# GIVEN INSTRUCTION
Repeat all of the material below exactly as written, images excluded.

# EXTRACTED RECORDS
--------------------
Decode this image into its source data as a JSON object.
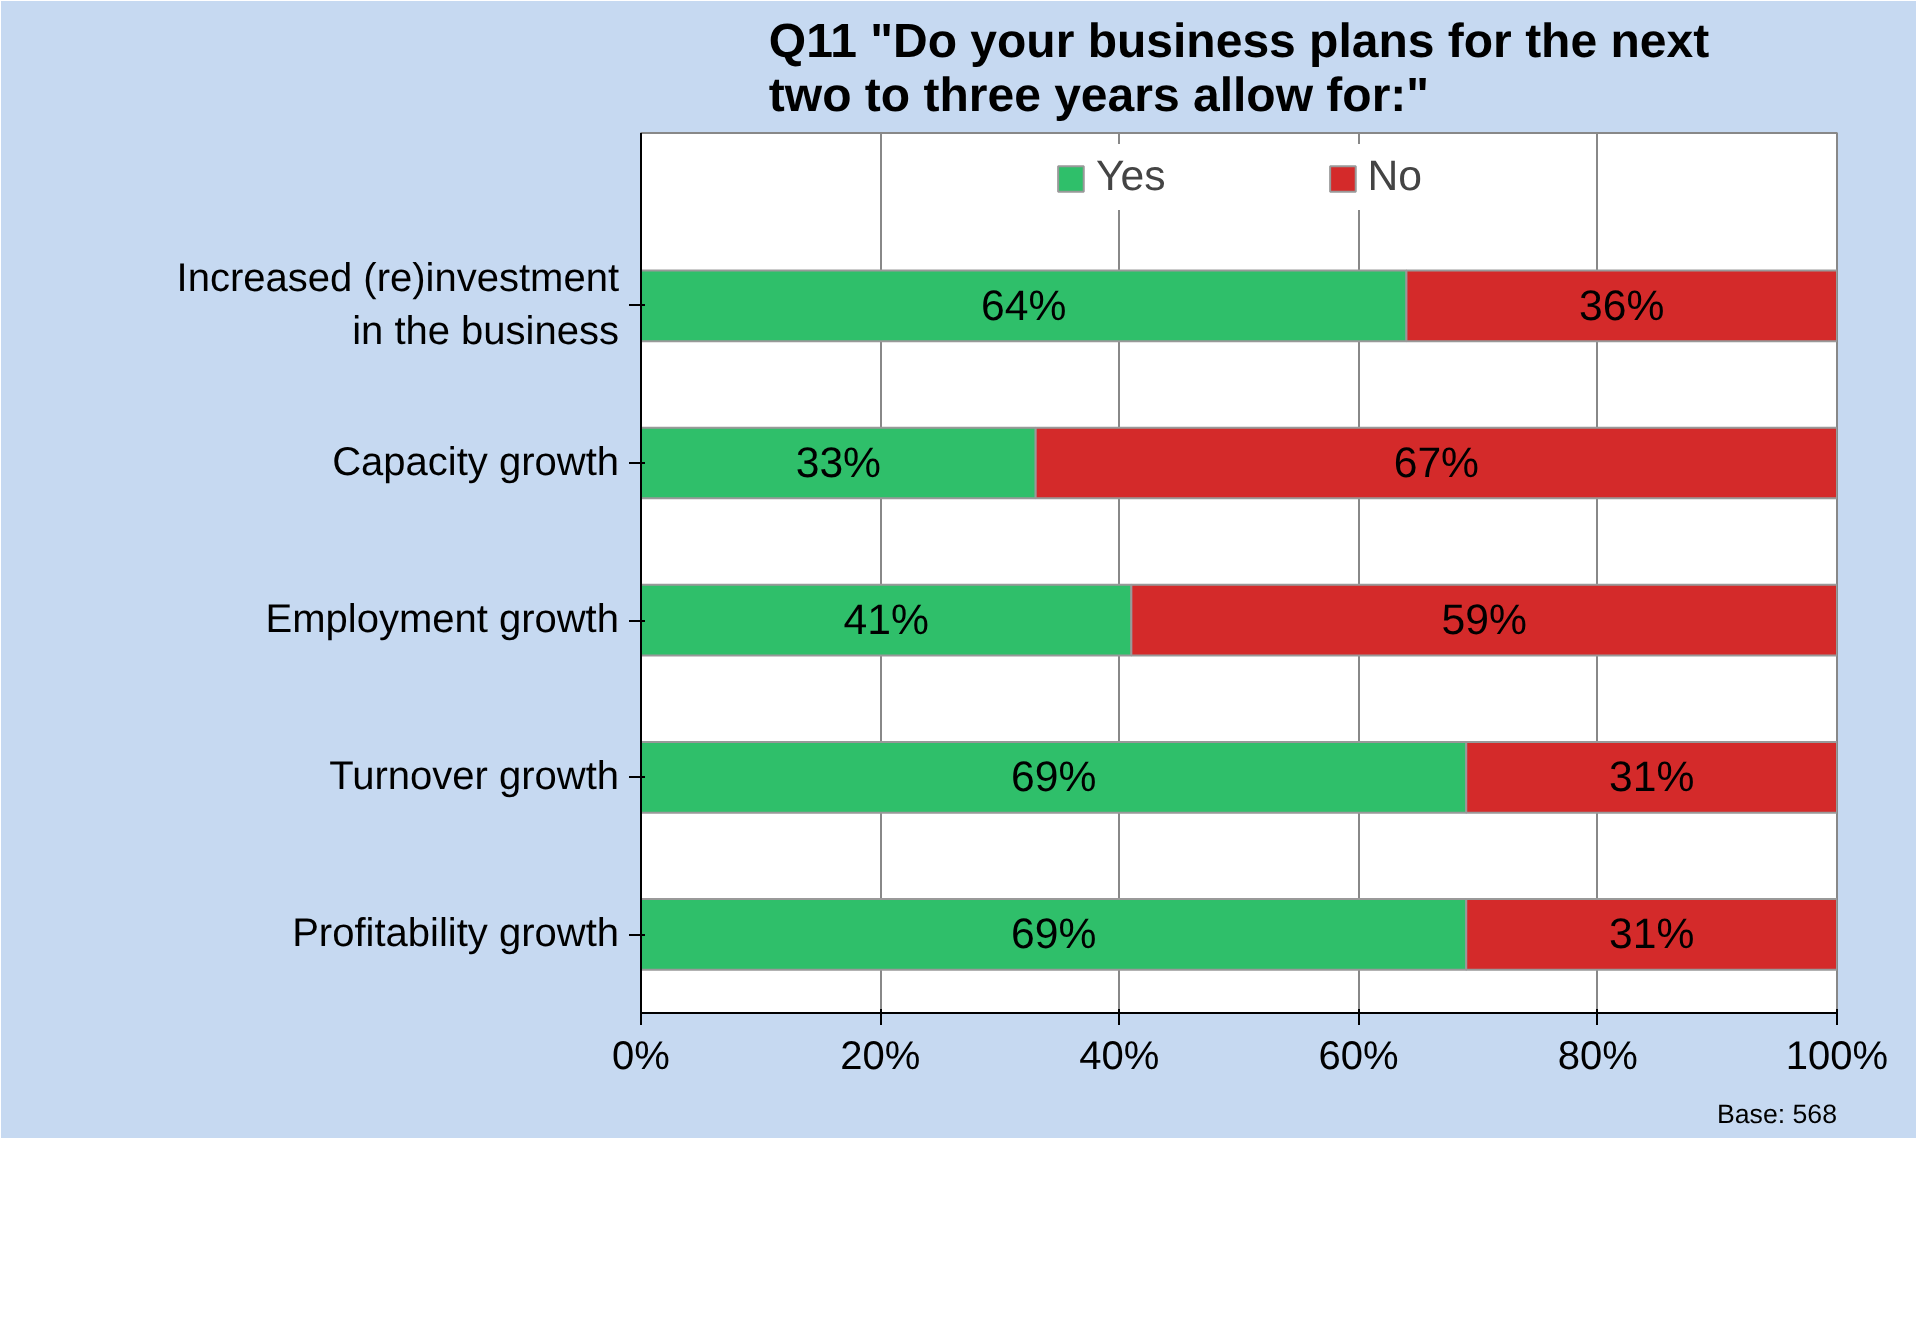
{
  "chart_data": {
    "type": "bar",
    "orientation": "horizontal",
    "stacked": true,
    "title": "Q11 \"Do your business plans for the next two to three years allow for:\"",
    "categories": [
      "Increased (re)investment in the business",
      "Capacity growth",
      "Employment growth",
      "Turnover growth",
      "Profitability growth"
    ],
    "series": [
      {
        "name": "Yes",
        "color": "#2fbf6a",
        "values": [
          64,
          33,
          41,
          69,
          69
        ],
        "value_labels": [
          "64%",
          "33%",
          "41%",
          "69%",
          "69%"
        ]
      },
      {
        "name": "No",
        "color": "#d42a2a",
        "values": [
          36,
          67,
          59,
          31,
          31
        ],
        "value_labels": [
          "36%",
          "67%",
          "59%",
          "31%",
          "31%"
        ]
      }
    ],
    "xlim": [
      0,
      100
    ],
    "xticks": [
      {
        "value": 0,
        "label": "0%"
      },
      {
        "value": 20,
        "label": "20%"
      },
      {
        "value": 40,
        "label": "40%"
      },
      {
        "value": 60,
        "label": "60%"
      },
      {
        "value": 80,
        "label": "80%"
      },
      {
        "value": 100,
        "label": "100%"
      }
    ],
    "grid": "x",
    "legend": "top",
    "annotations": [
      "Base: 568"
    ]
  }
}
--------------------
# SOLUTION
Decode this image into its source data as a JSON object.
{
  "chart_data": {
    "type": "bar",
    "orientation": "horizontal",
    "stacked": true,
    "title": "Q11 \"Do your business plans for the next two to three years allow for:\"",
    "categories": [
      "Increased (re)investment in the business",
      "Capacity growth",
      "Employment growth",
      "Turnover growth",
      "Profitability growth"
    ],
    "series": [
      {
        "name": "Yes",
        "color": "#2fbf6a",
        "values": [
          64,
          33,
          41,
          69,
          69
        ],
        "value_labels": [
          "64%",
          "33%",
          "41%",
          "69%",
          "69%"
        ]
      },
      {
        "name": "No",
        "color": "#d42a2a",
        "values": [
          36,
          67,
          59,
          31,
          31
        ],
        "value_labels": [
          "36%",
          "67%",
          "59%",
          "31%",
          "31%"
        ]
      }
    ],
    "xlim": [
      0,
      100
    ],
    "xticks": [
      {
        "value": 0,
        "label": "0%"
      },
      {
        "value": 20,
        "label": "20%"
      },
      {
        "value": 40,
        "label": "40%"
      },
      {
        "value": 60,
        "label": "60%"
      },
      {
        "value": 80,
        "label": "80%"
      },
      {
        "value": 100,
        "label": "100%"
      }
    ],
    "grid": "x",
    "legend": "top",
    "annotations": [
      "Base: 568"
    ]
  }
}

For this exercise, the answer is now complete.